**Record list**:
_ _ _ _ _ _ _
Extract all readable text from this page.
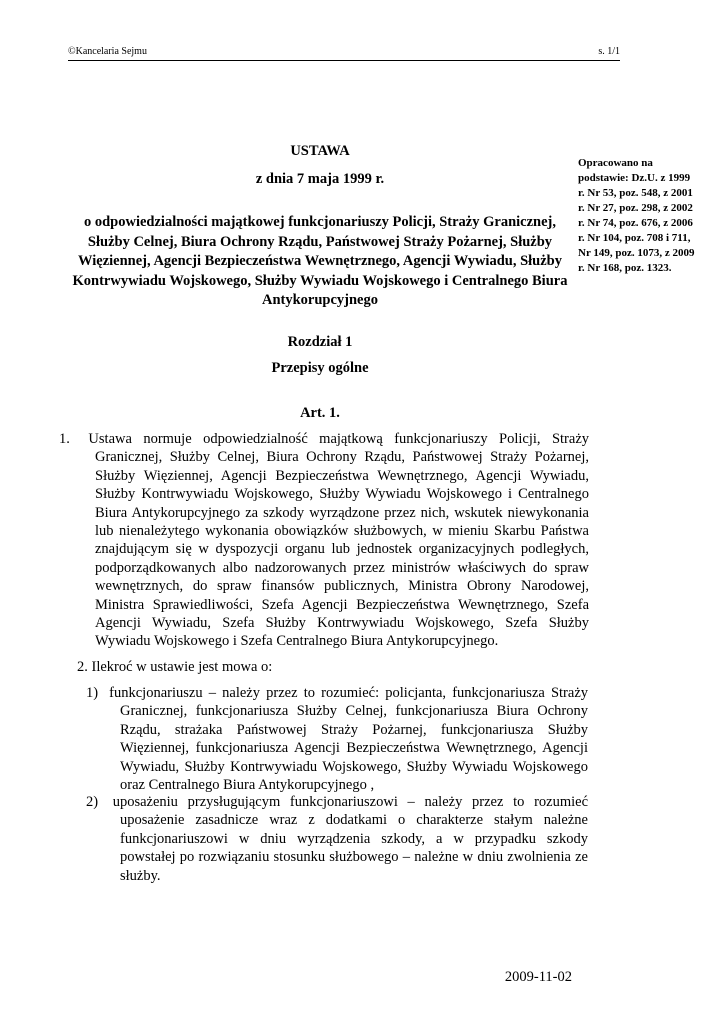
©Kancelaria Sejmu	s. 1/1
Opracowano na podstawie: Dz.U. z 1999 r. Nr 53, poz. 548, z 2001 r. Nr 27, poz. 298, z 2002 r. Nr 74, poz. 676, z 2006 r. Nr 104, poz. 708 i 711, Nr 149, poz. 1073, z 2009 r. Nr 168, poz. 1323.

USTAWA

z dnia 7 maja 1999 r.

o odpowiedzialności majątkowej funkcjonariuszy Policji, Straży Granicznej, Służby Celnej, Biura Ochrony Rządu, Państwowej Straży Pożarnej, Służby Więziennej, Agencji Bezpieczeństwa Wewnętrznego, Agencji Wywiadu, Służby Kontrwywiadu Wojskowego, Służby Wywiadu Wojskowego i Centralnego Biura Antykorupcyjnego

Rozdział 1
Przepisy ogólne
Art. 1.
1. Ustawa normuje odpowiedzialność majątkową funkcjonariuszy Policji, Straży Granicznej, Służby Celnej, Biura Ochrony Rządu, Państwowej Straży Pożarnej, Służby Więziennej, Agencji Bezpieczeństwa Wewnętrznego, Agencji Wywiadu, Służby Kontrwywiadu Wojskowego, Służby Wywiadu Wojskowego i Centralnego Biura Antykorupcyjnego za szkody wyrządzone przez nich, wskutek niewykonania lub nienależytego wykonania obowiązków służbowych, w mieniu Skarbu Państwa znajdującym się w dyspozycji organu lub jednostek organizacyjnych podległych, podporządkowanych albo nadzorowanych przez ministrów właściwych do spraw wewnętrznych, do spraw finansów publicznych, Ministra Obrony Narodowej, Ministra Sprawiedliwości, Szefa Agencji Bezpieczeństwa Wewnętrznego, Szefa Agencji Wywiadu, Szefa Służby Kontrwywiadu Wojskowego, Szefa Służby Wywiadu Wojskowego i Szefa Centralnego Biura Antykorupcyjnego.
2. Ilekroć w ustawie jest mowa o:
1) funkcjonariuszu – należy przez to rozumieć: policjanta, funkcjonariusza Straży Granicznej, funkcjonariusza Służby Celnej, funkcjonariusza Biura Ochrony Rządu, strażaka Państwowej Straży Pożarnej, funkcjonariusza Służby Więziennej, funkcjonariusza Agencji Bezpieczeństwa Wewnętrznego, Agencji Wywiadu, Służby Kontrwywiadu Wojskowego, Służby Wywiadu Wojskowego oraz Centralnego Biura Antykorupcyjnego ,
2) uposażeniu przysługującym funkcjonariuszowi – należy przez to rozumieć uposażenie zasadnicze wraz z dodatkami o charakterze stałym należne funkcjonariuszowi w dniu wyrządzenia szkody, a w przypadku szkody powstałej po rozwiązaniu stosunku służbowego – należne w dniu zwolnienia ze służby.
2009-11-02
_ _ _ _ _ _ _
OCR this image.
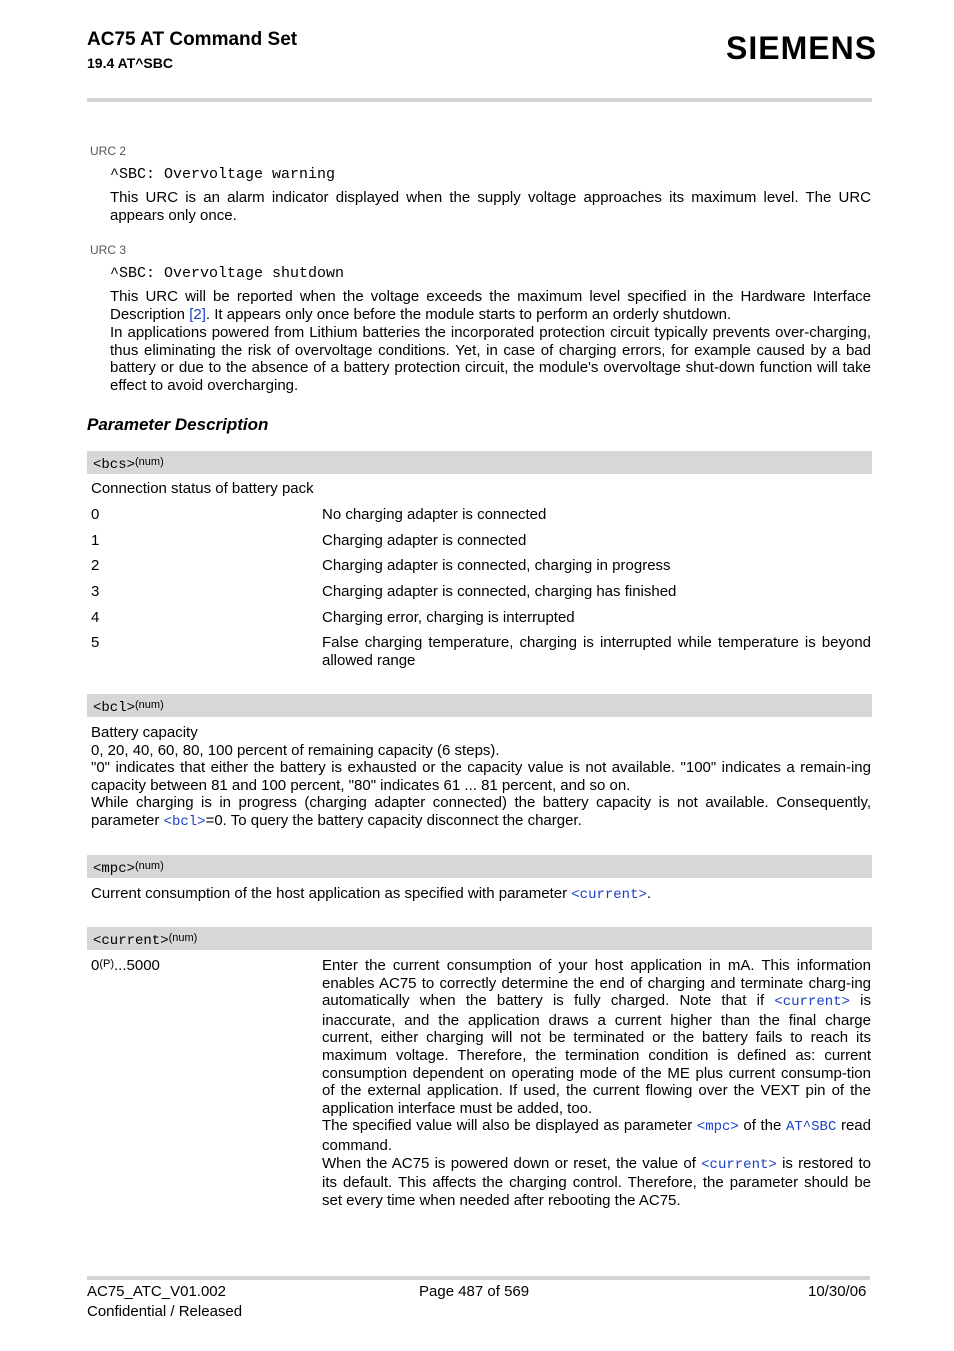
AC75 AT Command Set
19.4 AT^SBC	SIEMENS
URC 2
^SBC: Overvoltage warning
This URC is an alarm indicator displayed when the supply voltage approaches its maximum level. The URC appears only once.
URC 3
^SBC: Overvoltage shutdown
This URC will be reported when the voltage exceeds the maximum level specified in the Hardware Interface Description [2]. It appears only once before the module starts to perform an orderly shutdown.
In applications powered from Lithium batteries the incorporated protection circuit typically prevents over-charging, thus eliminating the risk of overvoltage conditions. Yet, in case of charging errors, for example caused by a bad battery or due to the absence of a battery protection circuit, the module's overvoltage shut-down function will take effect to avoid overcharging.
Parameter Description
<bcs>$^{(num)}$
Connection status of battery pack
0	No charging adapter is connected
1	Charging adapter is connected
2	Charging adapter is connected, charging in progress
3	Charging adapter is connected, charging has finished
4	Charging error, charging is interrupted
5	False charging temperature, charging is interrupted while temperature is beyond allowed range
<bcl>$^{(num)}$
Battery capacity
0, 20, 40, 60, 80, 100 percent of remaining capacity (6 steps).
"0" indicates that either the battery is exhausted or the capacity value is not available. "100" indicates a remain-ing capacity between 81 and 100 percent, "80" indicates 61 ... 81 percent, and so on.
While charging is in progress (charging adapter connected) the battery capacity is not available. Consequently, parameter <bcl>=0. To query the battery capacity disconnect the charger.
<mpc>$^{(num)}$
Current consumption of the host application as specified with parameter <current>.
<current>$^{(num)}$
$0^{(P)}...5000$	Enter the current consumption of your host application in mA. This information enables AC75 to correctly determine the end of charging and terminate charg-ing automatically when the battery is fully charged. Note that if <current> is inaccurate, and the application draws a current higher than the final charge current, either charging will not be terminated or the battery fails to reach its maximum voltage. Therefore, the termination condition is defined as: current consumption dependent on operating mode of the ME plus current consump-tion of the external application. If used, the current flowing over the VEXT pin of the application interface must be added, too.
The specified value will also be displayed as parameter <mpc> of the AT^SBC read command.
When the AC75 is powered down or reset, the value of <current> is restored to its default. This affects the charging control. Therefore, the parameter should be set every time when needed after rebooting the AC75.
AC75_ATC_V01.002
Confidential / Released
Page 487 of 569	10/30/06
_ _ _ _ _ _ _
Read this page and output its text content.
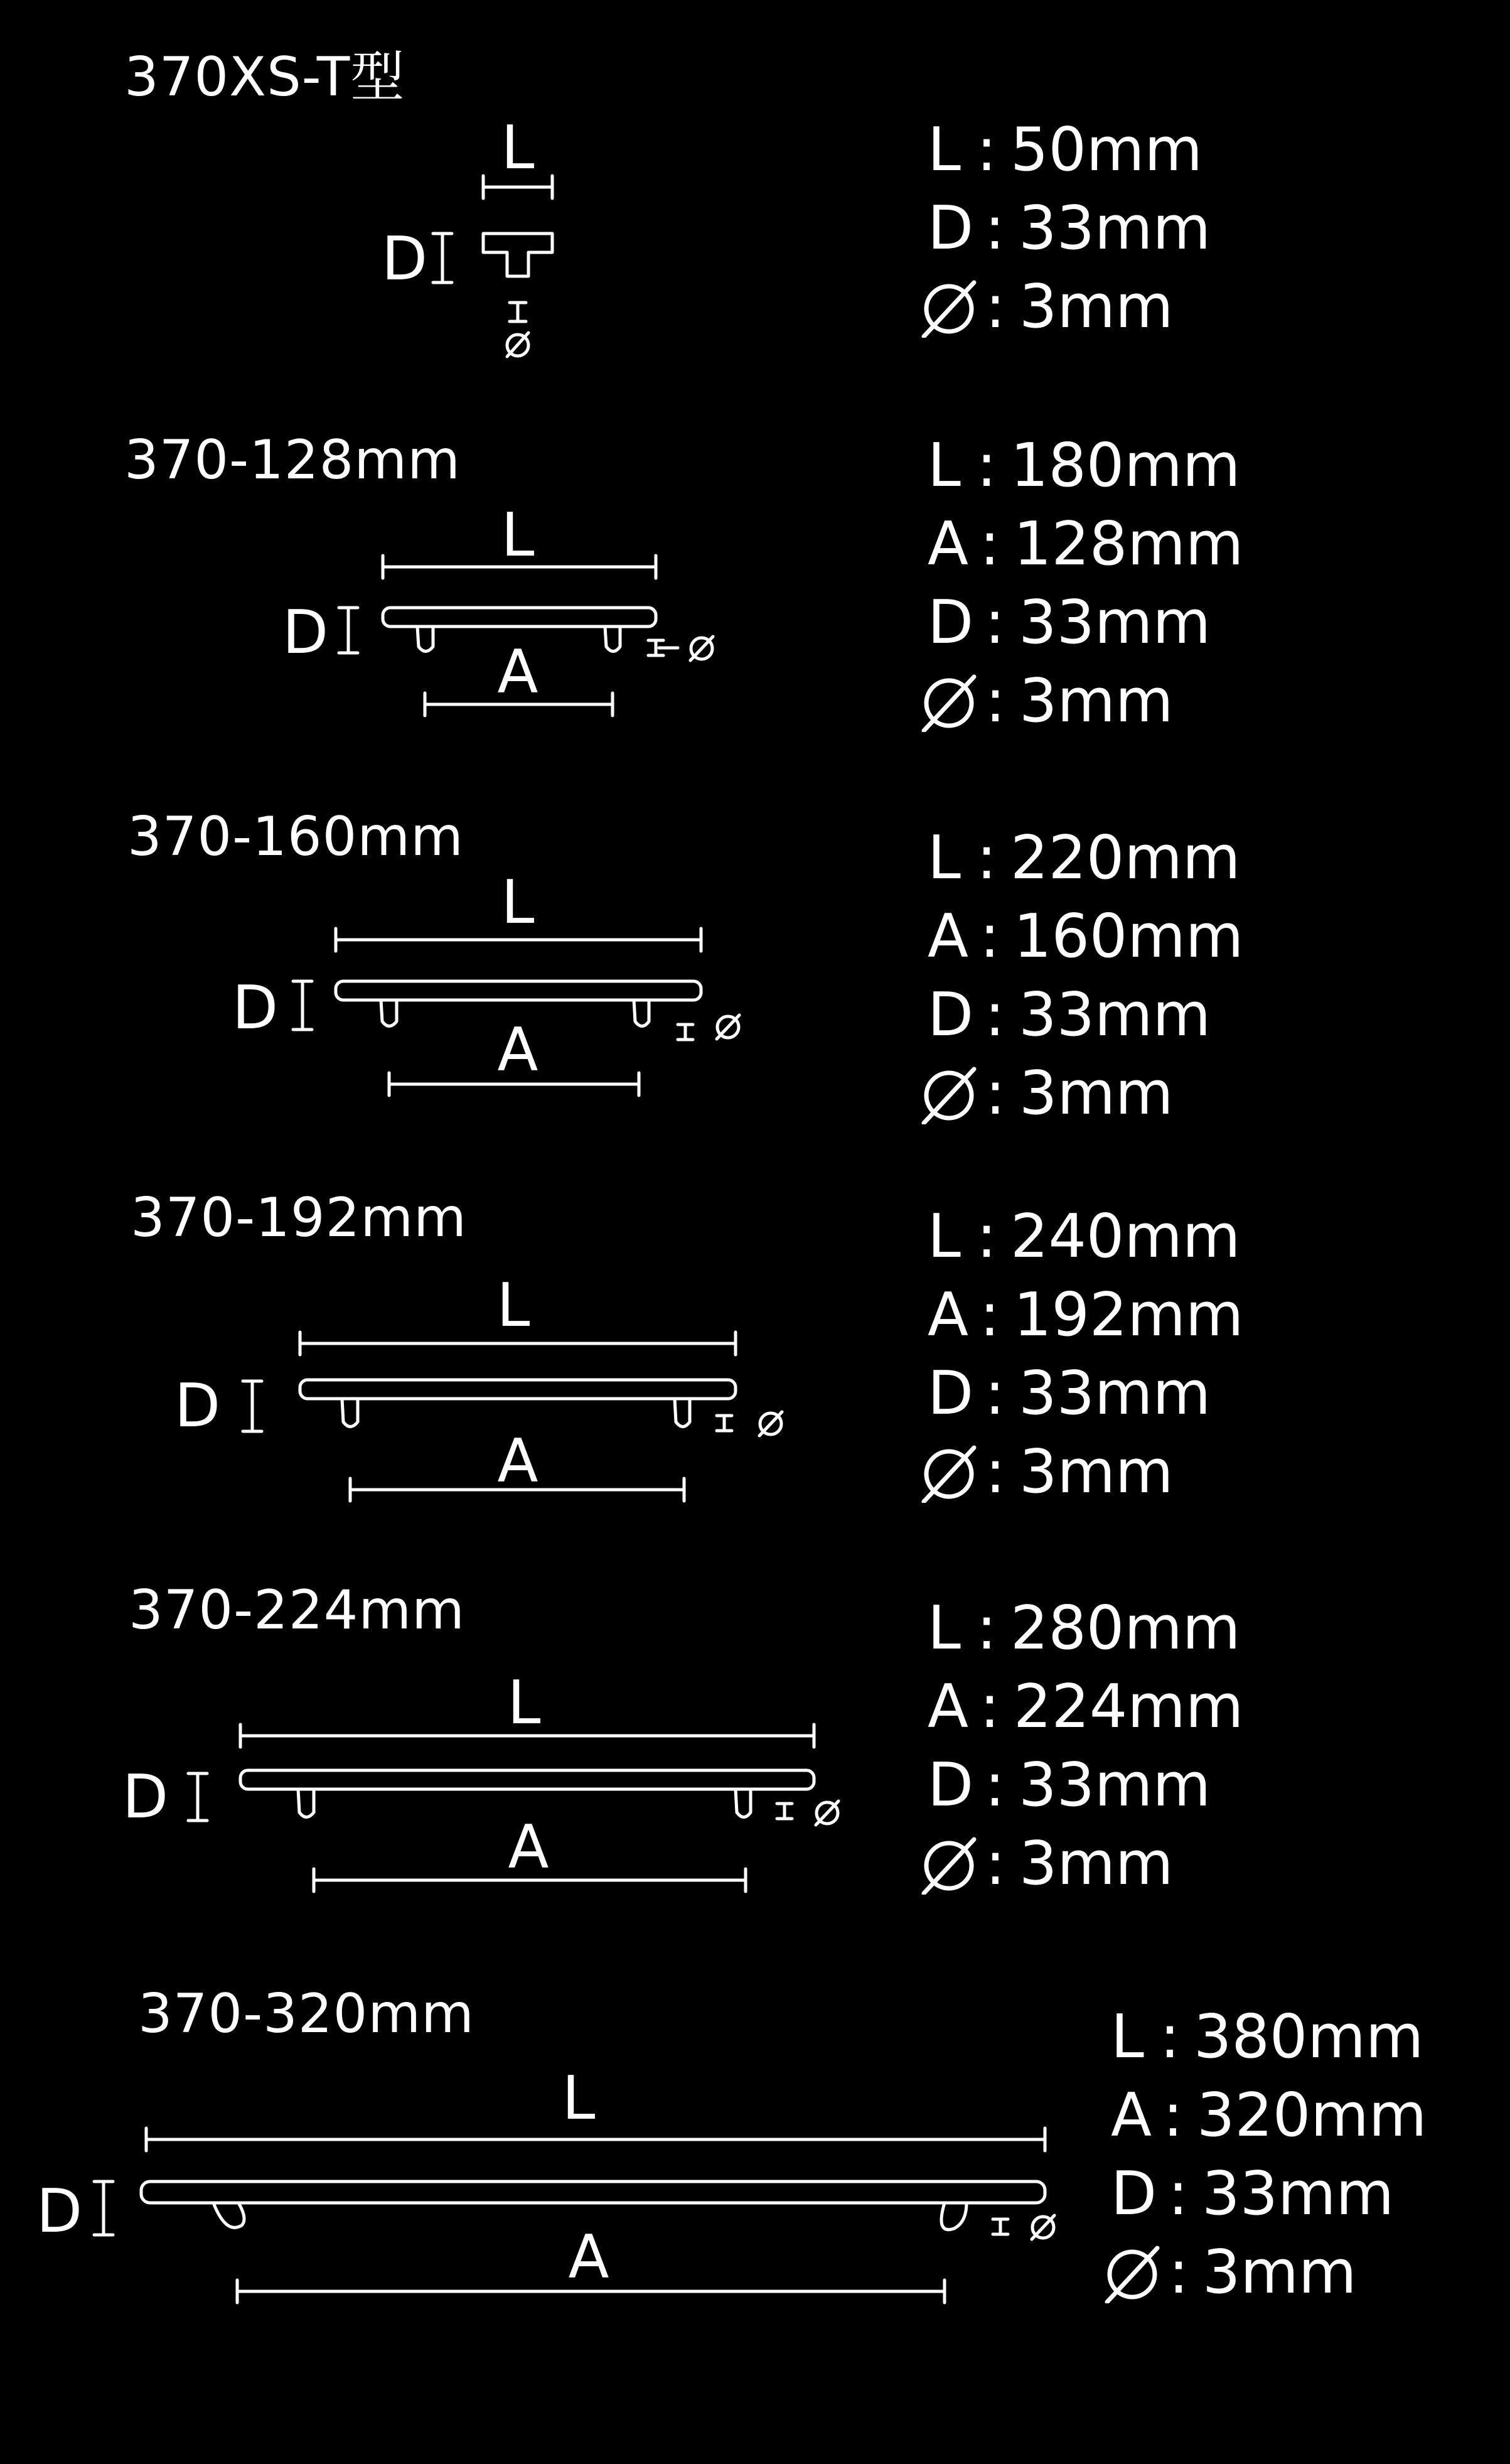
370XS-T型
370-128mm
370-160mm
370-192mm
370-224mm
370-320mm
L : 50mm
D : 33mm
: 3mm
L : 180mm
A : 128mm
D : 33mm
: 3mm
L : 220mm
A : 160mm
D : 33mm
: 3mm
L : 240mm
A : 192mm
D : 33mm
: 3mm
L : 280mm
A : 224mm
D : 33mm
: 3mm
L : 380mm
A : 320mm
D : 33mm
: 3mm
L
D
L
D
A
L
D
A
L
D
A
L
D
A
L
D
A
_ _ _ _ _ _ _
**The task**: Extract each line holding the string "Pożarnej".

**The result**:
o odpowiedzialności majątkowej funkcjonariuszy Policji, Straży Granicznej, Służby Celnej, Biura Ochrony Rządu, Państwowej Straży Pożarnej, Służby Więziennej, Agencji Bezpieczeństwa Wewnętrznego, Agencji Wywiadu, Służby Kontrwywiadu Wojskowego, Służby Wywiadu Wojskowego i Centralnego Biura Antykorupcyjnego
1. Ustawa normuje odpowiedzialność majątkową funkcjonariuszy Policji, Straży Granicznej, Służby Celnej, Biura Ochrony Rządu, Państwowej Straży Pożarnej, Służby Więziennej, Agencji Bezpieczeństwa Wewnętrznego, Agencji Wywiadu, Służby Kontrwywiadu Wojskowego, Służby Wywiadu Wojskowego i Centralnego Biura Antykorupcyjnego za szkody wyrządzone przez nich, wskutek niewykonania lub nienależytego wykonania obowiązków służbowych, w mieniu Skarbu Państwa znajdującym się w dyspozycji organu lub jednostek organizacyjnych podległych, podporządkowanych albo nadzorowanych przez ministrów właściwych do spraw wewnętrznych, do spraw finansów publicznych, Ministra Obrony Narodowej, Ministra Sprawiedliwości, Szefa Agencji Bezpieczeństwa Wewnętrznego, Szefa Agencji Wywiadu, Szefa Służby Kontrwywiadu Wojskowego, Szefa Służby Wywiadu Wojskowego i Szefa Centralnego Biura Antykorupcyjnego.
1) funkcjonariuszu – należy przez to rozumieć: policjanta, funkcjonariusza Straży Granicznej, funkcjonariusza Służby Celnej, funkcjonariusza Biura Ochrony Rządu, strażaka Państwowej Straży Pożarnej, funkcjonariusza Służby Więziennej, funkcjonariusza Agencji Bezpieczeństwa Wewnętrznego, Agencji Wywiadu, Służby Kontrwywiadu Wojskowego, Służby Wywiadu Wojskowego oraz Centralnego Biura Antykorupcyjnego ,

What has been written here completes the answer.